Cour de cassation, civile, Chambre sociale, 8 juin 2016, 15-16.423, Inédit

Références

Cour de cassation
chambre sociale
Audience publique du mercredi 8 juin 2016
N° de pourvoi: 15-16423
Non publié au bulletin Rejet

M. Frouin (président), président
SCP Lyon-Caen et Thiriez, SCP Spinosi et Sureau, avocat(s)



Texte intégral

REPUBLIQUE FRANCAISE

AU NOM DU PEUPLE FRANCAIS


LA COUR DE CASSATION, CHAMBRE SOCIALE, a rendu l'arrêt suivant :


Sur le moyen unique :

Attendu, selon l'arrêt attaqué (Colmar, 10 février 2015), que Mme X... a été engagée à compter du 21 février 2005 en qualité de responsable d'agence par la société Documents & Co, devenue la société Office Partner France, qui a engagé une procédure de licenciement pour motif économique; qu'ayant adhéré à la convention de reclassement personnalisée proposée, la salariée a saisi la juridiction prud'homale ;

Attendu que l'employeur fait grief à l'arrêt de le condamner au paiement d'un rappel de salaire au titre d'heures supplémentaires, outre les congés payés afférents, alors, selon le moyen :

1°/ que la preuve des heures supplémentaires n'incombe spécialement à aucune des deux parties et si l'employeur doit fournir des éléments de nature à justifier des horaires effectivement réalisés par le salarié, il appartient cependant à ce dernier de fournir préalablement au juge des éléments de nature à étayer se demande, dont le juge doit vérifier le caractère suffisamment précis, la vraisemblance et la cohérence ; qu'en se bornant à affirmer que Mme X... étayait sa demande par la production de fiches détaillant jour par jour le nombre d'heures de travail et d'heures supplémentaires qu'elle affirme avoir effectuées sans rechercher, comme elle y était invitée, si le niveau d'activité du magasin et la chute de son chiffre d'affaires ne révélaient pas le manque de sérieux et l'incohérence du relevé de prétendues heures supplémentaires établi de façon unilatérale par la salariée, la cour d'appel a privé sa décision de base légale au regard de l'article L. 3171-4 du code du travail ;

2°/ que seules les heures supplémentaires effectuées à la demande ou au moins avec l'accord de l'employeur peuvent donner lieu à rémunération ; qu'en affirmant que la société Office Partner France avait consenti implicitement à l'exécution par Mme X... d'heures supplémentaires, même au-delà des 39 heures hebdomadaires contractuellement convenues, au seul vu de documents de paye faisant ressortir uniquement le paiement d'heures supplémentaires à Mme X... et d'autres salariés de la 36e à la 39e heure hebdomadaire de travail et des mentions du contrat de travail de la salariée en date du 27 mars 2009 prévoyant que des heures supplémentaires pourraient éventuellement lui être demandées, quand il était par ailleurs soutenu par la société Office Partner France que le contrat de travail en vigueur au cours de la période antérieure au 27 mars 2009, au titre de laquelle était revendiquées les heures supplémentaires contestées, interdisait à la salariée d'effectuer de sa propre initiative des heures supplémentaires au-delà de son horaire mensuel de 169 heures, les subordonnant à l'accord écrit de l'employeur, la cour d'appel qui n'a pas caractérisé l'existence d'un accord de l'employeur au moins implicite à l'accomplissement d'heures supplémentaires par la salariée au-delà de la 39e heure hebdomadaire de travail, a privé sa décision de base légale au regard des articles L. 3121-22 et L. 3171-4 du code du travail ;

3°/ que la cour d'appel qui, pour faire droit à la demande de la salariée, a déduit l'existence d'un accord implicite de l'employeur à l'exécution d'heures supplémentaires de ce que la présence tardive de Mme X... dans les locaux était connue de la société, sans qu'il ressorte d'aucune de ses constatations que l'exécution d'heures supplémentaires au-delà de la durée du travail convenue ait été rendue nécessaire par l'ampleur de la tâche confiée à l'intéressée, a de nouveau privé sa décision de base légale au regard des articles L. 3121-22 et L. 3191-4 du code du travail ;

Mais attendu, d'abord, que l'absence d'autorisation préalable n'exclut pas en soi un accord tacite de l'employeur à l'accomplissement d'heures supplémentaires ;

Attendu, ensuite, que la cour d'appel a estimé que la salariée étayait sa demande et qu'elle avait accompli des heures supplémentaires avec le consentement de l'employeur ;

D'où il suit que le moyen n'est pas fondé ;

PAR CES MOTIFS :

REJETTE le pourvoi ;

Condamne la société Office Partner France aux dépens ;

Vu l'article 700 du code de procédure civile, condamne la société Office Partner France à payer la somme de 3 000 euros à Mme X... ;

Ainsi fait et jugé par la Cour de cassation, chambre sociale, et prononcé par le président en son audience publique du huit juin deux mille seize.

• [Documents fournis]
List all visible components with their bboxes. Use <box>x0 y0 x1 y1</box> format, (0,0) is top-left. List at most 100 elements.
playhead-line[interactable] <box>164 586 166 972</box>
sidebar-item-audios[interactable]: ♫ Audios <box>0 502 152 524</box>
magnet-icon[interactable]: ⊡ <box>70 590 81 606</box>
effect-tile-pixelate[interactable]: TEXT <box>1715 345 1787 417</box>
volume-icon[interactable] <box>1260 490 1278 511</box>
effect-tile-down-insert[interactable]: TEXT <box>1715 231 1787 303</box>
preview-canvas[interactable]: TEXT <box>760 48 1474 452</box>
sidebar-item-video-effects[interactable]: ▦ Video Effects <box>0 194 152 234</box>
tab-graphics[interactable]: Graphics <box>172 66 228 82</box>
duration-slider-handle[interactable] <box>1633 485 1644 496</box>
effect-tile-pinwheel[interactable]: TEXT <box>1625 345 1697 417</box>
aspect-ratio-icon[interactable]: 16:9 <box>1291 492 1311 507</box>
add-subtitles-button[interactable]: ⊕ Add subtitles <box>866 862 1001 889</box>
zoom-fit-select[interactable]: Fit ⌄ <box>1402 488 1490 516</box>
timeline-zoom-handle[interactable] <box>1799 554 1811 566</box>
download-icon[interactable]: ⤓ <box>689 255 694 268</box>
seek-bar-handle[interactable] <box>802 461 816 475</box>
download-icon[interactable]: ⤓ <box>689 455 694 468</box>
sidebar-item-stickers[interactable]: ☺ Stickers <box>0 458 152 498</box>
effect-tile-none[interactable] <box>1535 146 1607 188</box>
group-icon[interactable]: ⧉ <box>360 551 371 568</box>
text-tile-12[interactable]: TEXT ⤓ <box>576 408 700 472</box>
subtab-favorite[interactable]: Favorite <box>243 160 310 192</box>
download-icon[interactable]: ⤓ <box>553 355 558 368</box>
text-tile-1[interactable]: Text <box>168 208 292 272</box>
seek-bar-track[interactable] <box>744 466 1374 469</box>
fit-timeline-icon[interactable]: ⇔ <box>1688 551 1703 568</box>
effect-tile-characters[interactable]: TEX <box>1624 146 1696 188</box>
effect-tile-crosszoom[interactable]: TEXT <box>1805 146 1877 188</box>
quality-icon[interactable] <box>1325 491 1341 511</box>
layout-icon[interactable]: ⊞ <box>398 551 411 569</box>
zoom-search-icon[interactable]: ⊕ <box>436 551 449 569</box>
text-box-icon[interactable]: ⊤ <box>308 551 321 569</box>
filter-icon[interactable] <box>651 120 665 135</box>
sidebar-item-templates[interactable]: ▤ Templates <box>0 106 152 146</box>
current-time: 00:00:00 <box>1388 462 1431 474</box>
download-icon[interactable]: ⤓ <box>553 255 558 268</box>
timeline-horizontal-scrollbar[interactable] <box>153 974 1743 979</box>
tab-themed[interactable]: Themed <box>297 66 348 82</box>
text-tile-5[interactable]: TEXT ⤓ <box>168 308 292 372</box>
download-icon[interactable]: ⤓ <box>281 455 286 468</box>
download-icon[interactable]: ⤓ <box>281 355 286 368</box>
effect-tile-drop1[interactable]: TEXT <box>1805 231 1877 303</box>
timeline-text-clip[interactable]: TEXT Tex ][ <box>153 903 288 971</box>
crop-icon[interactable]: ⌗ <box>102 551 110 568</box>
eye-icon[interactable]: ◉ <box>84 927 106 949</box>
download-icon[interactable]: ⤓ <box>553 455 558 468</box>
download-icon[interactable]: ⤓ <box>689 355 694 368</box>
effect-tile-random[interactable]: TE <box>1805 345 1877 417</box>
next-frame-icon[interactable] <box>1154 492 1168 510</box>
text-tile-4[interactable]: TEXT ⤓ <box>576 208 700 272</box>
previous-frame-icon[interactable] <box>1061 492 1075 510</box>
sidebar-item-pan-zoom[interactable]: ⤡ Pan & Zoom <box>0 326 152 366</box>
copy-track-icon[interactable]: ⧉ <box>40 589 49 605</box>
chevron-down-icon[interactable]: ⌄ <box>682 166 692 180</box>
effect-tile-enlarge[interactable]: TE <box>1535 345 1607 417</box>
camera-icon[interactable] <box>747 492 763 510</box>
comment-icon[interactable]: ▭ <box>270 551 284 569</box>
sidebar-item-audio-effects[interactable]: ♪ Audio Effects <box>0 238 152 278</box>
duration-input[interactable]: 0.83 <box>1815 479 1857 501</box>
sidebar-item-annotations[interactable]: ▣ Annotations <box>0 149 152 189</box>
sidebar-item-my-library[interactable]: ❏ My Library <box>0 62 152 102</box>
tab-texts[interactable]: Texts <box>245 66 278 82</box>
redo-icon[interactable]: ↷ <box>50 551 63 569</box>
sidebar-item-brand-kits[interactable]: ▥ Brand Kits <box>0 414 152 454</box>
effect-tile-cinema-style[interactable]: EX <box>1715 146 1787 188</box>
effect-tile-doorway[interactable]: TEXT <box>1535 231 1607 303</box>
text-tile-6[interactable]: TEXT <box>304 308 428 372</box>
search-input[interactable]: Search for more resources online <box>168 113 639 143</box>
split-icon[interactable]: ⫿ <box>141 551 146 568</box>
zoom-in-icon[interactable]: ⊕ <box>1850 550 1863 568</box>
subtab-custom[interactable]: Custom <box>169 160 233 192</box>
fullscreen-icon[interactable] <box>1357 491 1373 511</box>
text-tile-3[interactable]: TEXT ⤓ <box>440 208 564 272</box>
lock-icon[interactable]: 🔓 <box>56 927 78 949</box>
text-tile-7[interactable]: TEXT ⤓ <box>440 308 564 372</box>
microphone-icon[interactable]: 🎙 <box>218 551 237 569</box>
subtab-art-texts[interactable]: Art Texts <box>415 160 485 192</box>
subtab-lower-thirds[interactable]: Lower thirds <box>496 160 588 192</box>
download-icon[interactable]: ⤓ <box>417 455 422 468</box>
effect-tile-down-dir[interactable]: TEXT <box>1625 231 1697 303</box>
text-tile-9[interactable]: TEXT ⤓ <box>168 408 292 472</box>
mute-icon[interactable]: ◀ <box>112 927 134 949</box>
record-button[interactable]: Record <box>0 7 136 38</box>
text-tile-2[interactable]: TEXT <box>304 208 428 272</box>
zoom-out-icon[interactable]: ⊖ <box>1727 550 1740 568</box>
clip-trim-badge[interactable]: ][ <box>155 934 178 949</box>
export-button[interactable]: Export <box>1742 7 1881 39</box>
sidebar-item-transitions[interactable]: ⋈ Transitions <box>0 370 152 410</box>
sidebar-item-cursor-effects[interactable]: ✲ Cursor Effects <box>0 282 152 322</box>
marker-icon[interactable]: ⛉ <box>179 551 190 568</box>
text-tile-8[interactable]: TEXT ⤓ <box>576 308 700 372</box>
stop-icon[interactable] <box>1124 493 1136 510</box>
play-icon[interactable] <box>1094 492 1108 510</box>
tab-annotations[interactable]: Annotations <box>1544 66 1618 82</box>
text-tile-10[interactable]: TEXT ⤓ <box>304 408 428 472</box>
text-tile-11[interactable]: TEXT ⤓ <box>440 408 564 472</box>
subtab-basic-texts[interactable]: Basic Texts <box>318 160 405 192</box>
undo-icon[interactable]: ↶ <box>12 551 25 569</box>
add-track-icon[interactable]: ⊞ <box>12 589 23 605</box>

• [Consigne] Recopiez fidèlement le passage de l'arrêt de la Cour de cassation en commençant par « REJETTE le pourvoi » et en terminant par « deux mille seize. ».

• [Corrigé]
REJETTE le pourvoi ;

Condamne la société Office Partner France aux dépens ;

Vu l'article 700 du code de procédure civile, condamne la société Office Partner France à payer la somme de 3 000 euros à Mme X... ;

Ainsi fait et jugé par la Cour de cassation, chambre sociale, et prononcé par le président en son audience publique du huit juin deux mille seize.